SELECTED EXTRACT:
In the age when vision technology thrive remarkably, Computer Vision and its application become more and more rife, particularly in retail industry where a host of issues remains unsolved. In AWL Vietnam, we are concentrating on developing a system detecting wrongdoings and analyzing customers’s behaviours. One of the concrete pillar of this system is the module of Pose Extraction.

I. Overview

There are two approaches to solve this problem: top-down and bottom-up. In top-down approach, we detect the keypoints of one person in the image while the bottom-up, the model is capable of detecting the pose of several people in the image. Each has its own perks:

  • Top-down method: In case of multi-people case, we need to employ the human detection model to explore all the bounding boxes containing person. So in this case, the processing time is proportional to the number of people is this frame. However, this model is accurate as it can resolve the occlusion and overlapping in many cases.

  • Bottom-up method: This model could detect the joints of many people at once. In order to connect joints from different people, this architecture also predicts joints connection. Even though this method guarantees stable speed during inference, its performance in term of accuracy is poor.

II. Top-down approach

A representative architecture of this method is HourGlass. This network design is motivated by the need of coherent understanding of body and scale invariance. This architecture consists of two main elements: backbone block and refinement blocks:

HourGlass architecture

In HourGlass, backbone resembles ResNet architecture much and this module is used to predict the very first output, which is heatmaps in the context of pose estimation, each heatmap for each joint. Hourglass-like refinement blocks receive this prediction as a starting point. They execute consecutively several down-sampling and up-sampling layers to produce more refined heatmaps. The more the number of refinement blocks, the better the final results seem to be.

(Box coordinate listings)
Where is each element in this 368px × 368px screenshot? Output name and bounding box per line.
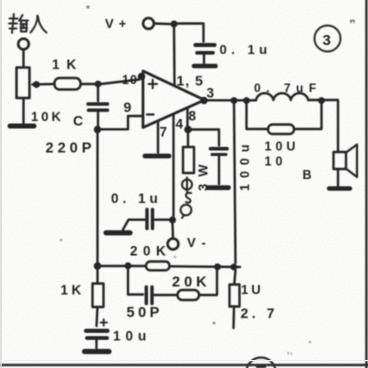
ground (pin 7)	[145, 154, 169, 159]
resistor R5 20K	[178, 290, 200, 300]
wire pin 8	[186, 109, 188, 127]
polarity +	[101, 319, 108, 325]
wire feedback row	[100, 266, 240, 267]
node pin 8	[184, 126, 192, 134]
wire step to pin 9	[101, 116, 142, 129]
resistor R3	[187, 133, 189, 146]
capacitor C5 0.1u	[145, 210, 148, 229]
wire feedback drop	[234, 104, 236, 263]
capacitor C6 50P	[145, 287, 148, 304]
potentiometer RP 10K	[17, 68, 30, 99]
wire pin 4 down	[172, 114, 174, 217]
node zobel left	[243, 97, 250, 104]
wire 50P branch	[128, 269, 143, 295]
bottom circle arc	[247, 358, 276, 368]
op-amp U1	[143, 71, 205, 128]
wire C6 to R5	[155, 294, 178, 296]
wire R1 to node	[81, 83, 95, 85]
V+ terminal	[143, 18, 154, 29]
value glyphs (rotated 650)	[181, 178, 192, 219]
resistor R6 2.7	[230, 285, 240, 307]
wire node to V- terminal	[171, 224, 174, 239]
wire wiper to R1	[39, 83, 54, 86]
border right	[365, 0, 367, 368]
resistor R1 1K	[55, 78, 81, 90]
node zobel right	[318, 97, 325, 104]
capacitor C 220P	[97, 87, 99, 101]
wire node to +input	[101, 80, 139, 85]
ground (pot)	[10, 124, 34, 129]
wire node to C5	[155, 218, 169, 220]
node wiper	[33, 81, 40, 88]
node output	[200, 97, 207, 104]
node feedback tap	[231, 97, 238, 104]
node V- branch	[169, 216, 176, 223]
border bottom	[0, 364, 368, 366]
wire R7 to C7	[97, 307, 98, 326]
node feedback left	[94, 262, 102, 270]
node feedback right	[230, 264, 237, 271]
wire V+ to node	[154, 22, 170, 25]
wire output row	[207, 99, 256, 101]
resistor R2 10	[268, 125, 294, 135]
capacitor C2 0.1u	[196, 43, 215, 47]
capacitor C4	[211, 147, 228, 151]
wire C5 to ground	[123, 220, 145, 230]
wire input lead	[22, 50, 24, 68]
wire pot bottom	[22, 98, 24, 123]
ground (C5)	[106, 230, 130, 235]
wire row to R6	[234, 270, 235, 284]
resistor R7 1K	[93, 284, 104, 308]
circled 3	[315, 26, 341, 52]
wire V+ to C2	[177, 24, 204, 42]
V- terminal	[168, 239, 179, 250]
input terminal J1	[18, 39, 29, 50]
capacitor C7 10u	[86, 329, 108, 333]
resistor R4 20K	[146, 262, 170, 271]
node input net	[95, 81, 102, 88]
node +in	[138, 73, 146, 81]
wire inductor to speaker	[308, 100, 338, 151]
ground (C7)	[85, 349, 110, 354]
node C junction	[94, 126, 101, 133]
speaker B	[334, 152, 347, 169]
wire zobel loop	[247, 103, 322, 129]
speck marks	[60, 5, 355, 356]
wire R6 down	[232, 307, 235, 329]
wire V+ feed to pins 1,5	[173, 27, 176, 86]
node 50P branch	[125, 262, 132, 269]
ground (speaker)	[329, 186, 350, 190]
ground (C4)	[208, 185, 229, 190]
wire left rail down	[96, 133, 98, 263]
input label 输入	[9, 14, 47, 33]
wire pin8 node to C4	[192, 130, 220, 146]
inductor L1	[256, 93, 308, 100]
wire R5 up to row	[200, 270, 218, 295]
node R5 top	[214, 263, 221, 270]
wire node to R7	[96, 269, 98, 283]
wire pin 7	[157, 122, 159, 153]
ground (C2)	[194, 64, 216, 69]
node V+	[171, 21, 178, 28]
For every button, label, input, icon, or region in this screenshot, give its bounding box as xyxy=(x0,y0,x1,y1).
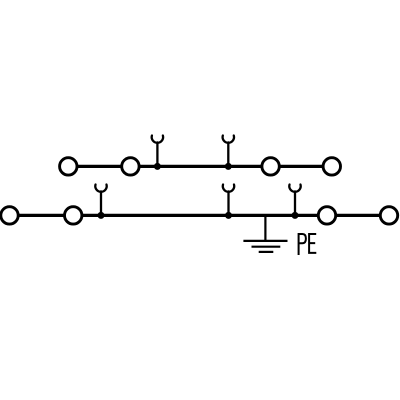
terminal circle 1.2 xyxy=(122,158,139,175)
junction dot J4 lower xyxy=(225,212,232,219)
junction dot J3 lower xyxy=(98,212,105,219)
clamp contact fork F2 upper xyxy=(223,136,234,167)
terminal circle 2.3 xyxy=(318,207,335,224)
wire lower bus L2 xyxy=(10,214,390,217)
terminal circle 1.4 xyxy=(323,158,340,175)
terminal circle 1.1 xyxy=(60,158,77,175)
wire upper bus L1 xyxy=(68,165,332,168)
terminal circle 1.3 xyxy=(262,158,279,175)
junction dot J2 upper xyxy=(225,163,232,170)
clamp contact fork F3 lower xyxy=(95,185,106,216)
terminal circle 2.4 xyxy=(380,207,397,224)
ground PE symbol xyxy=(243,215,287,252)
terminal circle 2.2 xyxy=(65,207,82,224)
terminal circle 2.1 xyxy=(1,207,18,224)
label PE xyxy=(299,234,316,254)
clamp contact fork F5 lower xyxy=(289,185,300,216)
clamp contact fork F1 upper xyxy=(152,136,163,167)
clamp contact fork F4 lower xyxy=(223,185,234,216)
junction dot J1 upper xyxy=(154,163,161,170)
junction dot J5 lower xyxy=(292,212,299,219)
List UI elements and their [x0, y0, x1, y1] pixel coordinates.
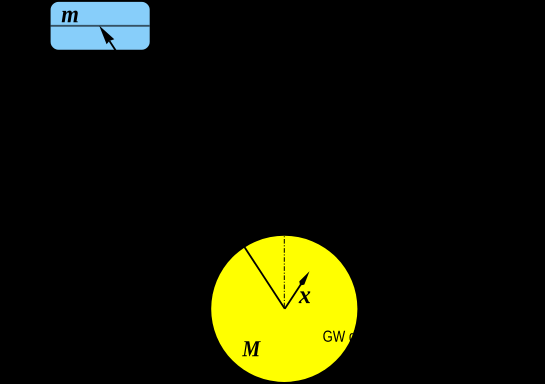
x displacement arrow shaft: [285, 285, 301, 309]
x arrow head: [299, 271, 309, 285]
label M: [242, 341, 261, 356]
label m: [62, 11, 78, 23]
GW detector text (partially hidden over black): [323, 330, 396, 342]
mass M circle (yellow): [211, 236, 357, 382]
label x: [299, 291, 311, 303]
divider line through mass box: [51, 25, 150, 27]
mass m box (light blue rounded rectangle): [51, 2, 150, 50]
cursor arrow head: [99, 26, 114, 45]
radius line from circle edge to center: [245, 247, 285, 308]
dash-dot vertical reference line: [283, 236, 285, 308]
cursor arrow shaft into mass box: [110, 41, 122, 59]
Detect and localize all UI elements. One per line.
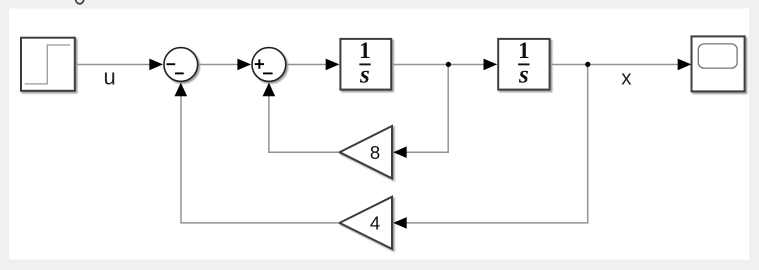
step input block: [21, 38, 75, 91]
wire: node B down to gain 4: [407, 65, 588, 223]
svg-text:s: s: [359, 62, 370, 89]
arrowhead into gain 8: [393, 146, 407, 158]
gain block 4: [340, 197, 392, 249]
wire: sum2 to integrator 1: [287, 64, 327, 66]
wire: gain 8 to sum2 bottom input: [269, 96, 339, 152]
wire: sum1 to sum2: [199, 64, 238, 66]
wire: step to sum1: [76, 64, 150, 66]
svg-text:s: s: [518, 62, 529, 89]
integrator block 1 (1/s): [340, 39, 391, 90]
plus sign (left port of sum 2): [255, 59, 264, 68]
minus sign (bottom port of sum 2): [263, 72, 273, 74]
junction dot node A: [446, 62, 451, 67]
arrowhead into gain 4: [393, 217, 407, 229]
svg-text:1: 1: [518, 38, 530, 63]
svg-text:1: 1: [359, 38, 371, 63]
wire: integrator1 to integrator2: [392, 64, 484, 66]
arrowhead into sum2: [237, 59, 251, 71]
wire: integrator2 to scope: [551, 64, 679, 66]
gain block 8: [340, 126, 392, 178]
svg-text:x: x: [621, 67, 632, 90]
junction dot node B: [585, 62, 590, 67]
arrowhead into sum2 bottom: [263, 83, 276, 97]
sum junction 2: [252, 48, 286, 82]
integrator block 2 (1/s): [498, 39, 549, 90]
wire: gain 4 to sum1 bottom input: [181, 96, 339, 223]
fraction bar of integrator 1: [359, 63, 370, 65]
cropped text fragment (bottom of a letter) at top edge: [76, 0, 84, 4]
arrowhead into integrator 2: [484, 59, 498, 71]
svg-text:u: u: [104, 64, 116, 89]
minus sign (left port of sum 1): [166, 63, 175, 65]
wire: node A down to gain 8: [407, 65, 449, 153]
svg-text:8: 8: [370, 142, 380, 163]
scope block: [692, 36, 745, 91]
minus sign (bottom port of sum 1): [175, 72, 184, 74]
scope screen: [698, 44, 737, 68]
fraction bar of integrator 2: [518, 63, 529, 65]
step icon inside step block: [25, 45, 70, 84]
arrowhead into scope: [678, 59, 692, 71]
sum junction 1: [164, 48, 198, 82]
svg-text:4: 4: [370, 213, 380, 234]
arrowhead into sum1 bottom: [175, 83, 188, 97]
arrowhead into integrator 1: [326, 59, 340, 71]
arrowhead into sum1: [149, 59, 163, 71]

PROBLEMS AND TASKS:
1 - Based on the pose estimation article, decide whether each statement below agrees with it. Answer yes or no for each, and quote the deciding words.
(a) The bottom-up method detects the joints of only one person at a time.
(b) The HourGlass architecture is made up of a backbone block and refinement blocks.
(c) The refinement blocks in HourGlass use only down-sampling layers.
2 - Carry the pose estimation article forward, starting right after its final sentence.

ANSWERS TO EACH TASK:
1 -
(a) No: "This model could detect the joints of many people at once."
(b) Yes: "This architecture consists of two main elements: backbone block and refinement blocks"
(c) No: "They execute consecutively several down-sampling and up-sampling layers to produce more refined heatmaps."

2 -
Forward flow looks like this:

def forward(self, x):
    # x [N*256*256*3]
    out = []
    x = self.conv1(x)
    x = self.bn1(x)
    x = self.relu(x)

    x = self.layer1(x)
    x = self.maxpool(x)
    x = self.layer2(x)
    x = self.layer3(x)
    # x [N, 64, 64, num_joints]

    for i in range(self.num_stacks):
        y = self.hg[i](x)
        y = self.res[i](y)
        y = self.fc[i](y)
        score = self.score[i](y)
        out.append(score)
        if i < self.num_stacks-1:
            fc_ = self.fc_[i](y)
            score_ = self.score_[i](score)
            x = x + fc_ + score_
    # out [num_stacks, N, 64, 64, num_joints]
    return out

Intermediate Supervision

Another interesting point of HourGlass implementation is that the final loss is computed from heatmaps of every refinement block. This guarantees better prediction after every refinement blocks, not only the last one.

loss = 0
for o in output:
    loss += criterion(o, target, target_weight)

Knowledge distillation

Thanks to this stacked architecture, we are able to use knowledge distillation technique. We could use model with more stacks to teach the less one which is more lightweight. However, in my experiments, improvement is limited when I trained student model using ground-truth labels and teacher model.

for j in range(0, len(output)):
    _output = output[j]
    kd_loss += criterion(_output, t_output, target_weight)
    gt_loss += criterion(_output, target, target_weight)
acc = accuracy(score_map, target, idxs=idxs)
# This is confirmed from the source code of the authors. This is weighted sum of loss from each heat-map
total_loss = kdloss_alpha * kd_loss + (1.0 - kdloss_alpha) * gt_loss

Data Preparation and Loss Function

For each bounding box, we have corresponding joint coordinates. In order to transform these numbers into useful labels. We use Gaussian Transform to create heatmaps from coordinates:

def generate_target(self, joints, joints_vis):
    '''
    :param joints:  [num_joints, 3]
    :param joints_vis: [num_joints, 3]
    :return: target, target_weight(1: visible, 0: invisible)
    '''
    target_weight = np.ones((self.num_joints, 1), dtype=np.float32)
    target_weight[:, 0] = joints_vis[:, 0]

    assert self.target_type == 'Gaussian', \
        'Only support gaussian map now!'

    target = np.zeros((self.num_joints,
                       self.heatmap_size[1],
                       self.heatmap_size[0]),
                      dtype=np.float32)

    tmp_size = self.sigma * 3

    for joint_id in range(self.num_joints):
        feat_stride = self.image_size / self.heatmap_size
        mu_x = int(joints[joint_id][0] / feat_stride[0] + 0.5)
        mu_y = int(joints[joint_id][1] / feat_stride[1] + 0.5)
        # Check that any part of the gaussian is in-boundsG
        ul = [int(mu_x - tmp_size), int(mu_y - tmp_size)]
        br = [int(mu_x + tmp_size + 1), int(mu_y + tmp_size + 1)]
        if ul[0] >= self.heatmap_size[0] or ul[1] >= self.heatmap_size[1] \
                or br[0] < 0 or br[1] < 0:
            # If not, just return the image as is
            target_weight[joint_id] = 0
            continue

        # # Generate gaussian
        size = 2 * tmp_size + 1
        x = np.arange(0, size, 1, np.float32)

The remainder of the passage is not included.